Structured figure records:
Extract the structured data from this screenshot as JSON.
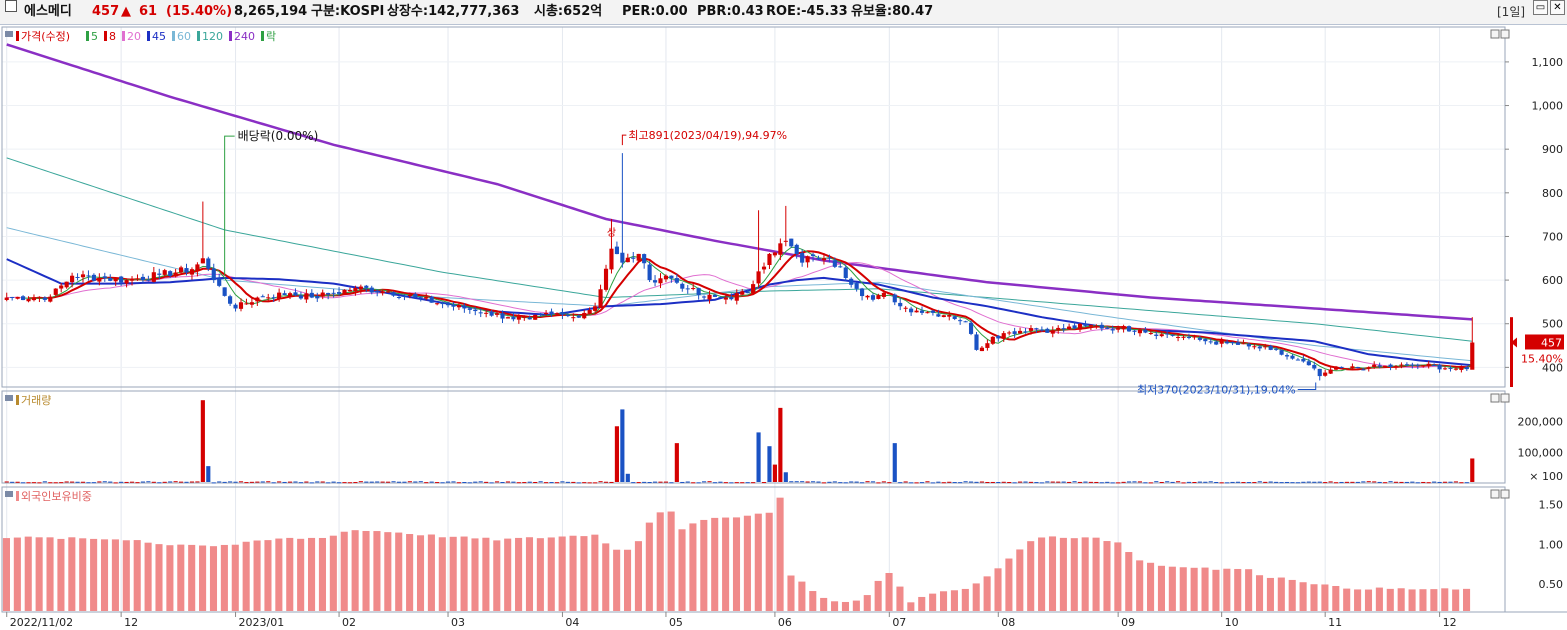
{
  "header": {
    "stock_name": "에스메디",
    "price": "457",
    "change_arrow": "▲",
    "change": "61",
    "change_pct": "(15.40%)",
    "volume": "8,265,194",
    "market": "구분:KOSPI",
    "listed_shares": "상장수:142,777,363",
    "market_cap": "시총:652억",
    "per": "PER:0.00",
    "pbr": "PBR:0.43",
    "roe": "ROE:-45.33",
    "float_ratio": "유보율:80.47",
    "period_button": "[1일]",
    "colors": {
      "up": "#d40000",
      "down": "#1a52c4"
    }
  },
  "chart_data": [
    {
      "type": "candlestick",
      "legend": [
        {
          "label": "가격(수정)",
          "color": "#d40000"
        },
        {
          "label": "5",
          "color": "#2ea043"
        },
        {
          "label": "8",
          "color": "#d40000"
        },
        {
          "label": "20",
          "color": "#e06fd0"
        },
        {
          "label": "45",
          "color": "#1c2fc4"
        },
        {
          "label": "60",
          "color": "#79b7d6"
        },
        {
          "label": "120",
          "color": "#3aa69a"
        },
        {
          "label": "240",
          "color": "#8a2fc4"
        },
        {
          "label": "락",
          "color": "#2ea043"
        }
      ],
      "y_ticks": [
        400,
        500,
        600,
        700,
        800,
        900,
        1000,
        1100
      ],
      "y_tick_labels": [
        "400",
        "500",
        "600",
        "700",
        "800",
        "900",
        "1,000",
        "1,100"
      ],
      "ylim": [
        355,
        1180
      ],
      "x_ticks": [
        {
          "label": "2022/11/02",
          "idx": 0
        },
        {
          "label": "12",
          "idx": 21
        },
        {
          "label": "2023/01",
          "idx": 42
        },
        {
          "label": "02",
          "idx": 61
        },
        {
          "label": "03",
          "idx": 81
        },
        {
          "label": "04",
          "idx": 102
        },
        {
          "label": "05",
          "idx": 121
        },
        {
          "label": "06",
          "idx": 141
        },
        {
          "label": "07",
          "idx": 162
        },
        {
          "label": "08",
          "idx": 182
        },
        {
          "label": "09",
          "idx": 204
        },
        {
          "label": "10",
          "idx": 223
        },
        {
          "label": "11",
          "idx": 242
        },
        {
          "label": "12",
          "idx": 263
        }
      ],
      "n_days": 270,
      "close_anchors": [
        [
          0,
          560
        ],
        [
          8,
          562
        ],
        [
          12,
          610
        ],
        [
          17,
          605
        ],
        [
          22,
          600
        ],
        [
          28,
          612
        ],
        [
          34,
          625
        ],
        [
          36,
          650
        ],
        [
          38,
          600
        ],
        [
          42,
          535
        ],
        [
          46,
          560
        ],
        [
          52,
          570
        ],
        [
          56,
          560
        ],
        [
          60,
          570
        ],
        [
          64,
          582
        ],
        [
          70,
          574
        ],
        [
          75,
          560
        ],
        [
          80,
          545
        ],
        [
          84,
          535
        ],
        [
          88,
          525
        ],
        [
          92,
          515
        ],
        [
          96,
          510
        ],
        [
          100,
          522
        ],
        [
          104,
          515
        ],
        [
          108,
          540
        ],
        [
          111,
          672
        ],
        [
          113,
          640
        ],
        [
          116,
          660
        ],
        [
          118,
          600
        ],
        [
          121,
          610
        ],
        [
          125,
          580
        ],
        [
          128,
          560
        ],
        [
          132,
          560
        ],
        [
          136,
          570
        ],
        [
          138,
          620
        ],
        [
          140,
          660
        ],
        [
          143,
          690
        ],
        [
          146,
          640
        ],
        [
          148,
          655
        ],
        [
          150,
          650
        ],
        [
          153,
          630
        ],
        [
          156,
          580
        ],
        [
          159,
          555
        ],
        [
          162,
          570
        ],
        [
          164,
          540
        ],
        [
          167,
          530
        ],
        [
          170,
          525
        ],
        [
          173,
          520
        ],
        [
          176,
          505
        ],
        [
          178,
          440
        ],
        [
          181,
          470
        ],
        [
          184,
          480
        ],
        [
          188,
          490
        ],
        [
          192,
          485
        ],
        [
          198,
          495
        ],
        [
          204,
          490
        ],
        [
          208,
          487
        ],
        [
          212,
          476
        ],
        [
          216,
          470
        ],
        [
          220,
          460
        ],
        [
          224,
          455
        ],
        [
          228,
          448
        ],
        [
          232,
          440
        ],
        [
          236,
          420
        ],
        [
          239,
          405
        ],
        [
          241,
          380
        ],
        [
          243,
          395
        ],
        [
          246,
          398
        ],
        [
          250,
          400
        ],
        [
          255,
          403
        ],
        [
          260,
          405
        ],
        [
          265,
          398
        ],
        [
          268,
          396
        ],
        [
          269,
          457
        ]
      ],
      "ma240_anchors": [
        [
          0,
          1140
        ],
        [
          30,
          1020
        ],
        [
          60,
          910
        ],
        [
          90,
          820
        ],
        [
          110,
          740
        ],
        [
          130,
          690
        ],
        [
          150,
          645
        ],
        [
          180,
          595
        ],
        [
          210,
          560
        ],
        [
          240,
          535
        ],
        [
          269,
          510
        ]
      ],
      "ma120_anchors": [
        [
          0,
          880
        ],
        [
          40,
          715
        ],
        [
          80,
          618
        ],
        [
          110,
          560
        ],
        [
          140,
          575
        ],
        [
          160,
          580
        ],
        [
          200,
          540
        ],
        [
          240,
          500
        ],
        [
          269,
          460
        ]
      ],
      "ma60_anchors": [
        [
          0,
          720
        ],
        [
          40,
          600
        ],
        [
          80,
          560
        ],
        [
          110,
          540
        ],
        [
          140,
          585
        ],
        [
          160,
          595
        ],
        [
          200,
          520
        ],
        [
          240,
          450
        ],
        [
          269,
          415
        ]
      ],
      "ma45_anchors": [
        [
          0,
          648
        ],
        [
          10,
          592
        ],
        [
          20,
          592
        ],
        [
          30,
          595
        ],
        [
          40,
          605
        ],
        [
          50,
          602
        ],
        [
          60,
          592
        ],
        [
          70,
          570
        ],
        [
          80,
          548
        ],
        [
          90,
          528
        ],
        [
          100,
          520
        ],
        [
          110,
          540
        ],
        [
          120,
          545
        ],
        [
          130,
          555
        ],
        [
          140,
          590
        ],
        [
          145,
          600
        ],
        [
          150,
          605
        ],
        [
          160,
          590
        ],
        [
          170,
          560
        ],
        [
          180,
          540
        ],
        [
          190,
          515
        ],
        [
          200,
          495
        ],
        [
          210,
          485
        ],
        [
          220,
          480
        ],
        [
          230,
          470
        ],
        [
          240,
          460
        ],
        [
          250,
          430
        ],
        [
          260,
          415
        ],
        [
          269,
          405
        ]
      ],
      "annotations": [
        {
          "text": "최고891(2023/04/19),94.97%",
          "idx": 113,
          "value": 891
        },
        {
          "text": "최저370(2023/10/31),19.04%",
          "idx": 241,
          "value": 370
        },
        {
          "text": "배당락(0.00%)",
          "idx": 40,
          "value": 610
        },
        {
          "text": "상",
          "idx": 111,
          "value": 735
        }
      ],
      "last_price_label": "457",
      "last_pct_label": "15.40%"
    },
    {
      "type": "bar",
      "title": "거래량",
      "y_ticks": [
        100000,
        200000
      ],
      "y_tick_labels": [
        "100,000",
        "200,000"
      ],
      "unit_label": "× 100",
      "ylim": [
        0,
        300000
      ],
      "spikes": [
        [
          36,
          270000,
          "up"
        ],
        [
          37,
          55000,
          "down"
        ],
        [
          112,
          185000,
          "up"
        ],
        [
          113,
          240000,
          "down"
        ],
        [
          114,
          30000,
          "down"
        ],
        [
          123,
          130000,
          "up"
        ],
        [
          138,
          165000,
          "down"
        ],
        [
          140,
          120000,
          "down"
        ],
        [
          141,
          60000,
          "up"
        ],
        [
          142,
          245000,
          "up"
        ],
        [
          143,
          35000,
          "down"
        ],
        [
          163,
          130000,
          "down"
        ],
        [
          269,
          80000,
          "up"
        ]
      ],
      "base_volume": 4000
    },
    {
      "type": "bar",
      "title": "외국인보유비중",
      "y_ticks": [
        0.5,
        1.0,
        1.5
      ],
      "y_tick_labels": [
        "0.50",
        "1.00",
        "1.50"
      ],
      "ylim": [
        0.15,
        1.72
      ],
      "value_anchors": [
        [
          0,
          1.09
        ],
        [
          15,
          1.07
        ],
        [
          24,
          1.06
        ],
        [
          27,
          1.0
        ],
        [
          34,
          1.0
        ],
        [
          38,
          0.98
        ],
        [
          42,
          1.0
        ],
        [
          50,
          1.07
        ],
        [
          58,
          1.08
        ],
        [
          63,
          1.18
        ],
        [
          70,
          1.16
        ],
        [
          80,
          1.1
        ],
        [
          90,
          1.06
        ],
        [
          100,
          1.09
        ],
        [
          108,
          1.12
        ],
        [
          113,
          0.88
        ],
        [
          116,
          1.05
        ],
        [
          119,
          1.4
        ],
        [
          122,
          1.42
        ],
        [
          124,
          1.2
        ],
        [
          128,
          1.3
        ],
        [
          136,
          1.37
        ],
        [
          141,
          1.4
        ],
        [
          142,
          1.6
        ],
        [
          143,
          0.65
        ],
        [
          147,
          0.48
        ],
        [
          150,
          0.32
        ],
        [
          155,
          0.26
        ],
        [
          158,
          0.35
        ],
        [
          160,
          0.55
        ],
        [
          163,
          0.68
        ],
        [
          165,
          0.25
        ],
        [
          168,
          0.35
        ],
        [
          172,
          0.4
        ],
        [
          177,
          0.45
        ],
        [
          182,
          0.7
        ],
        [
          186,
          0.95
        ],
        [
          190,
          1.1
        ],
        [
          194,
          1.08
        ],
        [
          199,
          1.1
        ],
        [
          204,
          1.02
        ],
        [
          208,
          0.8
        ],
        [
          213,
          0.72
        ],
        [
          218,
          0.72
        ],
        [
          223,
          0.68
        ],
        [
          227,
          0.7
        ],
        [
          231,
          0.6
        ],
        [
          236,
          0.56
        ],
        [
          241,
          0.5
        ],
        [
          245,
          0.45
        ],
        [
          255,
          0.44
        ],
        [
          269,
          0.43
        ]
      ]
    }
  ]
}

• **Work instructions**:
Where does the word "text" appear in the listing? List each line that holds it.

• **Output for this exercise**:
          "text": "최고891(2023/04/19),94.97%",
          "text": "최저370(2023/10/31),19.04%",
          "text": "배당락(0.00%)",
          "text": "상",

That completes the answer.